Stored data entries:
>>>
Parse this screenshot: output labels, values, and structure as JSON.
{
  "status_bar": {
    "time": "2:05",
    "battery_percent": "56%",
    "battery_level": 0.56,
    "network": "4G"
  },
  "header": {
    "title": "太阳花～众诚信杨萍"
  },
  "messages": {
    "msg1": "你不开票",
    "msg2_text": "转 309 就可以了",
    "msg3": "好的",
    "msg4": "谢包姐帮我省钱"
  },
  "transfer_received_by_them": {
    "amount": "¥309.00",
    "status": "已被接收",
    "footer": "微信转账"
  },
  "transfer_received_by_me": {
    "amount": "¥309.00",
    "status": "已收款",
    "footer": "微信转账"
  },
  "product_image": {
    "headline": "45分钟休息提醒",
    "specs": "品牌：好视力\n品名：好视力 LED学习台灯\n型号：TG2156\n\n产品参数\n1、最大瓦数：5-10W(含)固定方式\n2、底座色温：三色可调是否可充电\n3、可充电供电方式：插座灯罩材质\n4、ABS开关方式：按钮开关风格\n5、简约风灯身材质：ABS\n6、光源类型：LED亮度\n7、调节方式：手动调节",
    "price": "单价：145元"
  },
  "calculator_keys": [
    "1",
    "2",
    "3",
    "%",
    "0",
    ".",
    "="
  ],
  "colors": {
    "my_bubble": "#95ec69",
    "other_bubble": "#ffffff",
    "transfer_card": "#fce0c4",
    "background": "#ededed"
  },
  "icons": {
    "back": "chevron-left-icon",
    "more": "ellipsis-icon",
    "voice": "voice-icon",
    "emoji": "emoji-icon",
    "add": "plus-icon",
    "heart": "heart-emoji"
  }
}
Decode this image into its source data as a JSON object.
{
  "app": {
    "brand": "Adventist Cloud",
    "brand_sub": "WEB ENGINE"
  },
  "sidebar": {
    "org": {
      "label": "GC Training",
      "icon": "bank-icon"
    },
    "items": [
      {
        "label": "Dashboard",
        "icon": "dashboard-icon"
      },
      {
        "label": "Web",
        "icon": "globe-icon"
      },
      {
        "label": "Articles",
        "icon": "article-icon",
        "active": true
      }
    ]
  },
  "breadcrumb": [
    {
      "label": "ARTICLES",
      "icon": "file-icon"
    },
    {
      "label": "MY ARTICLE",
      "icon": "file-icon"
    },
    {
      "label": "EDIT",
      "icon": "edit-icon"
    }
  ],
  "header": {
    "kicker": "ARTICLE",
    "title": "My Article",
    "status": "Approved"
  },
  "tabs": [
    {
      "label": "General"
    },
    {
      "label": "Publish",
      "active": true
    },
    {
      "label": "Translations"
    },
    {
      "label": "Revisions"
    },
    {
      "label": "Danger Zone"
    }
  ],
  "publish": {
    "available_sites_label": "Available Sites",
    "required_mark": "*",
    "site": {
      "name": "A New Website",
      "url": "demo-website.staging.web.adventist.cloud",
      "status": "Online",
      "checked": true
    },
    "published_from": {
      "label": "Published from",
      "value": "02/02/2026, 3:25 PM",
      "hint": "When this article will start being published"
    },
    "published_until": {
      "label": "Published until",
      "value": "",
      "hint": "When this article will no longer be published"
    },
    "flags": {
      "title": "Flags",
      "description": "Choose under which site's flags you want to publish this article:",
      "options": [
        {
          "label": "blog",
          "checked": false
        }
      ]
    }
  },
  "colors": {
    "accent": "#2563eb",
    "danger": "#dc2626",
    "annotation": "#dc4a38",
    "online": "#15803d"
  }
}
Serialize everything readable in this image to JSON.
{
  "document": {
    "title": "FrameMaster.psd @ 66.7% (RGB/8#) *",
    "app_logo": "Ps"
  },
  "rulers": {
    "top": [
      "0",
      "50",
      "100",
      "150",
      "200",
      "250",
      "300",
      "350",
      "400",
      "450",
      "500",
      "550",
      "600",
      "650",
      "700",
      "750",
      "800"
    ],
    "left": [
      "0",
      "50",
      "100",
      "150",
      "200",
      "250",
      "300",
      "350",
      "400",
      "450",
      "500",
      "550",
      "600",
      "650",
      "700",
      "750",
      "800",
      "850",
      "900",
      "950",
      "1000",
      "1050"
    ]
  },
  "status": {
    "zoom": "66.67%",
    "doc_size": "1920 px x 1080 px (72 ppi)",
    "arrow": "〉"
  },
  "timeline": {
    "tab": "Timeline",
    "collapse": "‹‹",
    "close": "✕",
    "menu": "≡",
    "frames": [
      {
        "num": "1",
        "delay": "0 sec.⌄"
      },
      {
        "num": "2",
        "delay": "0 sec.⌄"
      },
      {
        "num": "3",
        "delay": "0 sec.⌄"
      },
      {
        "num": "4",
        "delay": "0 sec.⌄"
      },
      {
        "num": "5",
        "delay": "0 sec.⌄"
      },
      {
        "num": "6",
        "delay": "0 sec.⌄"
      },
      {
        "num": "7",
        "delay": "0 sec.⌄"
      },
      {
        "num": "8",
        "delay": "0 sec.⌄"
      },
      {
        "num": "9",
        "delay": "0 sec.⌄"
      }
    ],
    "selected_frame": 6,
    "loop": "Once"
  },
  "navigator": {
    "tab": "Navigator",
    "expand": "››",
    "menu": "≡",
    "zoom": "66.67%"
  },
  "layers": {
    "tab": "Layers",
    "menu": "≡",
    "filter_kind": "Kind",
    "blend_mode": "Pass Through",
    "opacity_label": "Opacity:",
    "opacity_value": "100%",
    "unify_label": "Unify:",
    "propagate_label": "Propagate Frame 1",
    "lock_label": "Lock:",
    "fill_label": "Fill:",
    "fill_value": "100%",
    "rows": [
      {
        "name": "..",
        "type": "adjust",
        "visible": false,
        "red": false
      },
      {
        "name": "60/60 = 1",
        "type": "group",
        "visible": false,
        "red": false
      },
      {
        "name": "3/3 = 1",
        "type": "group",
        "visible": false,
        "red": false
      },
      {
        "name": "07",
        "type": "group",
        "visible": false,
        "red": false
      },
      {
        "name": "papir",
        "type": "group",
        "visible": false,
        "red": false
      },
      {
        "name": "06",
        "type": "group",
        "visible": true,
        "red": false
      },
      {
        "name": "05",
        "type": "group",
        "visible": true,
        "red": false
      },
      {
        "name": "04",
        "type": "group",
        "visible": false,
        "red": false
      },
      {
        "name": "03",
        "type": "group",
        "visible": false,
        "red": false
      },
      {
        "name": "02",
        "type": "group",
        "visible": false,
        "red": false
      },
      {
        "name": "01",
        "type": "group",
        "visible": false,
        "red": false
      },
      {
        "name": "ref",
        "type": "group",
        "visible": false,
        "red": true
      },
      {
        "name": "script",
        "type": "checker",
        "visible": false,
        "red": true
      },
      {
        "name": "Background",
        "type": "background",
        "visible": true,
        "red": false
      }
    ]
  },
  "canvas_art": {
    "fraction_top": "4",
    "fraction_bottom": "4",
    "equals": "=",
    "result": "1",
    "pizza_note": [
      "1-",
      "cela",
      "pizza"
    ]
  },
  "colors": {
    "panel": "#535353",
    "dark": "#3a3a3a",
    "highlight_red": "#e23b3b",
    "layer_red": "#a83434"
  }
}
<<<
## WHAT THE TASK ASKS
The records above are to be repeated exactly, in their entirety.

## WRITTEN SOLUTION
Parse this screenshot: output labels, values, and structure as JSON.
{
  "status_bar": {
    "time": "2:05",
    "battery_percent": "56%",
    "battery_level": 0.56,
    "network": "4G"
  },
  "header": {
    "title": "太阳花～众诚信杨萍"
  },
  "messages": {
    "msg1": "你不开票",
    "msg2_text": "转 309 就可以了",
    "msg3": "好的",
    "msg4": "谢包姐帮我省钱"
  },
  "transfer_received_by_them": {
    "amount": "¥309.00",
    "status": "已被接收",
    "footer": "微信转账"
  },
  "transfer_received_by_me": {
    "amount": "¥309.00",
    "status": "已收款",
    "footer": "微信转账"
  },
  "product_image": {
    "headline": "45分钟休息提醒",
    "specs": "品牌：好视力\n品名：好视力 LED学习台灯\n型号：TG2156\n\n产品参数\n1、最大瓦数：5-10W(含)固定方式\n2、底座色温：三色可调是否可充电\n3、可充电供电方式：插座灯罩材质\n4、ABS开关方式：按钮开关风格\n5、简约风灯身材质：ABS\n6、光源类型：LED亮度\n7、调节方式：手动调节",
    "price": "单价：145元"
  },
  "calculator_keys": [
    "1",
    "2",
    "3",
    "%",
    "0",
    ".",
    "="
  ],
  "colors": {
    "my_bubble": "#95ec69",
    "other_bubble": "#ffffff",
    "transfer_card": "#fce0c4",
    "background": "#ededed"
  },
  "icons": {
    "back": "chevron-left-icon",
    "more": "ellipsis-icon",
    "voice": "voice-icon",
    "emoji": "emoji-icon",
    "add": "plus-icon",
    "heart": "heart-emoji"
  }
}
Decode this image into its source data as a JSON object.
{
  "app": {
    "brand": "Adventist Cloud",
    "brand_sub": "WEB ENGINE"
  },
  "sidebar": {
    "org": {
      "label": "GC Training",
      "icon": "bank-icon"
    },
    "items": [
      {
        "label": "Dashboard",
        "icon": "dashboard-icon"
      },
      {
        "label": "Web",
        "icon": "globe-icon"
      },
      {
        "label": "Articles",
        "icon": "article-icon",
        "active": true
      }
    ]
  },
  "breadcrumb": [
    {
      "label": "ARTICLES",
      "icon": "file-icon"
    },
    {
      "label": "MY ARTICLE",
      "icon": "file-icon"
    },
    {
      "label": "EDIT",
      "icon": "edit-icon"
    }
  ],
  "header": {
    "kicker": "ARTICLE",
    "title": "My Article",
    "status": "Approved"
  },
  "tabs": [
    {
      "label": "General"
    },
    {
      "label": "Publish",
      "active": true
    },
    {
      "label": "Translations"
    },
    {
      "label": "Revisions"
    },
    {
      "label": "Danger Zone"
    }
  ],
  "publish": {
    "available_sites_label": "Available Sites",
    "required_mark": "*",
    "site": {
      "name": "A New Website",
      "url": "demo-website.staging.web.adventist.cloud",
      "status": "Online",
      "checked": true
    },
    "published_from": {
      "label": "Published from",
      "value": "02/02/2026, 3:25 PM",
      "hint": "When this article will start being published"
    },
    "published_until": {
      "label": "Published until",
      "value": "",
      "hint": "When this article will no longer be published"
    },
    "flags": {
      "title": "Flags",
      "description": "Choose under which site's flags you want to publish this article:",
      "options": [
        {
          "label": "blog",
          "checked": false
        }
      ]
    }
  },
  "colors": {
    "accent": "#2563eb",
    "danger": "#dc2626",
    "annotation": "#dc4a38",
    "online": "#15803d"
  }
}
Serialize everything readable in this image to JSON.
{
  "document": {
    "title": "FrameMaster.psd @ 66.7% (RGB/8#) *",
    "app_logo": "Ps"
  },
  "rulers": {
    "top": [
      "0",
      "50",
      "100",
      "150",
      "200",
      "250",
      "300",
      "350",
      "400",
      "450",
      "500",
      "550",
      "600",
      "650",
      "700",
      "750",
      "800"
    ],
    "left": [
      "0",
      "50",
      "100",
      "150",
      "200",
      "250",
      "300",
      "350",
      "400",
      "450",
      "500",
      "550",
      "600",
      "650",
      "700",
      "750",
      "800",
      "850",
      "900",
      "950",
      "1000",
      "1050"
    ]
  },
  "status": {
    "zoom": "66.67%",
    "doc_size": "1920 px x 1080 px (72 ppi)",
    "arrow": "〉"
  },
  "timeline": {
    "tab": "Timeline",
    "collapse": "‹‹",
    "close": "✕",
    "menu": "≡",
    "frames": [
      {
        "num": "1",
        "delay": "0 sec.⌄"
      },
      {
        "num": "2",
        "delay": "0 sec.⌄"
      },
      {
        "num": "3",
        "delay": "0 sec.⌄"
      },
      {
        "num": "4",
        "delay": "0 sec.⌄"
      },
      {
        "num": "5",
        "delay": "0 sec.⌄"
      },
      {
        "num": "6",
        "delay": "0 sec.⌄"
      },
      {
        "num": "7",
        "delay": "0 sec.⌄"
      },
      {
        "num": "8",
        "delay": "0 sec.⌄"
      },
      {
        "num": "9",
        "delay": "0 sec.⌄"
      }
    ],
    "selected_frame": 6,
    "loop": "Once"
  },
  "navigator": {
    "tab": "Navigator",
    "expand": "››",
    "menu": "≡",
    "zoom": "66.67%"
  },
  "layers": {
    "tab": "Layers",
    "menu": "≡",
    "filter_kind": "Kind",
    "blend_mode": "Pass Through",
    "opacity_label": "Opacity:",
    "opacity_value": "100%",
    "unify_label": "Unify:",
    "propagate_label": "Propagate Frame 1",
    "lock_label": "Lock:",
    "fill_label": "Fill:",
    "fill_value": "100%",
    "rows": [
      {
        "name": "..",
        "type": "adjust",
        "visible": false,
        "red": false
      },
      {
        "name": "60/60 = 1",
        "type": "group",
        "visible": false,
        "red": false
      },
      {
        "name": "3/3 = 1",
        "type": "group",
        "visible": false,
        "red": false
      },
      {
        "name": "07",
        "type": "group",
        "visible": false,
        "red": false
      },
      {
        "name": "papir",
        "type": "group",
        "visible": false,
        "red": false
      },
      {
        "name": "06",
        "type": "group",
        "visible": true,
        "red": false
      },
      {
        "name": "05",
        "type": "group",
        "visible": true,
        "red": false
      },
      {
        "name": "04",
        "type": "group",
        "visible": false,
        "red": false
      },
      {
        "name": "03",
        "type": "group",
        "visible": false,
        "red": false
      },
      {
        "name": "02",
        "type": "group",
        "visible": false,
        "red": false
      },
      {
        "name": "01",
        "type": "group",
        "visible": false,
        "red": false
      },
      {
        "name": "ref",
        "type": "group",
        "visible": false,
        "red": true
      },
      {
        "name": "script",
        "type": "checker",
        "visible": false,
        "red": true
      },
      {
        "name": "Background",
        "type": "background",
        "visible": true,
        "red": false
      }
    ]
  },
  "canvas_art": {
    "fraction_top": "4",
    "fraction_bottom": "4",
    "equals": "=",
    "result": "1",
    "pizza_note": [
      "1-",
      "cela",
      "pizza"
    ]
  },
  "colors": {
    "panel": "#535353",
    "dark": "#3a3a3a",
    "highlight_red": "#e23b3b",
    "layer_red": "#a83434"
  }
}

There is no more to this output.